**Required task**
Each line that follows should be printed again exactly as it stands.

**Provided records**
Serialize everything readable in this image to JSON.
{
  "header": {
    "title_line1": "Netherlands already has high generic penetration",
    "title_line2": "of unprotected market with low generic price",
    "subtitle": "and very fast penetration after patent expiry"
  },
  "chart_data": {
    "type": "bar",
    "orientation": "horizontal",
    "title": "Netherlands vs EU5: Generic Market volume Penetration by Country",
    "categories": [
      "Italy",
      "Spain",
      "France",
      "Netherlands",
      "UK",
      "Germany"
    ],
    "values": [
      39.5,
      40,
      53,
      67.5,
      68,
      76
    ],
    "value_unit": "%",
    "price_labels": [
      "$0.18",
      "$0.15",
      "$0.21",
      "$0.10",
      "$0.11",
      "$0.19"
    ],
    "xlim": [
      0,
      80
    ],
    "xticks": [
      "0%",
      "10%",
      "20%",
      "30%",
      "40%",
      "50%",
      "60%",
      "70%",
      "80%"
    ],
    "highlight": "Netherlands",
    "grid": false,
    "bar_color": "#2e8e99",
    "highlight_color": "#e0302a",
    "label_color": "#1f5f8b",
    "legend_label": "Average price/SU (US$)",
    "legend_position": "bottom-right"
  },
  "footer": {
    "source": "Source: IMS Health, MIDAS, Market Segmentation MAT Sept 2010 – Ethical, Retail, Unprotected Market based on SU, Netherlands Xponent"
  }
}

**Task result**
Serialize everything readable in this image to JSON.
{
  "header": {
    "title_line1": "Netherlands already has high generic penetration",
    "title_line2": "of unprotected market with low generic price",
    "subtitle": "and very fast penetration after patent expiry"
  },
  "chart_data": {
    "type": "bar",
    "orientation": "horizontal",
    "title": "Netherlands vs EU5: Generic Market volume Penetration by Country",
    "categories": [
      "Italy",
      "Spain",
      "France",
      "Netherlands",
      "UK",
      "Germany"
    ],
    "values": [
      39.5,
      40,
      53,
      67.5,
      68,
      76
    ],
    "value_unit": "%",
    "price_labels": [
      "$0.18",
      "$0.15",
      "$0.21",
      "$0.10",
      "$0.11",
      "$0.19"
    ],
    "xlim": [
      0,
      80
    ],
    "xticks": [
      "0%",
      "10%",
      "20%",
      "30%",
      "40%",
      "50%",
      "60%",
      "70%",
      "80%"
    ],
    "highlight": "Netherlands",
    "grid": false,
    "bar_color": "#2e8e99",
    "highlight_color": "#e0302a",
    "label_color": "#1f5f8b",
    "legend_label": "Average price/SU (US$)",
    "legend_position": "bottom-right"
  },
  "footer": {
    "source": "Source: IMS Health, MIDAS, Market Segmentation MAT Sept 2010 – Ethical, Retail, Unprotected Market based on SU, Netherlands Xponent"
  }
}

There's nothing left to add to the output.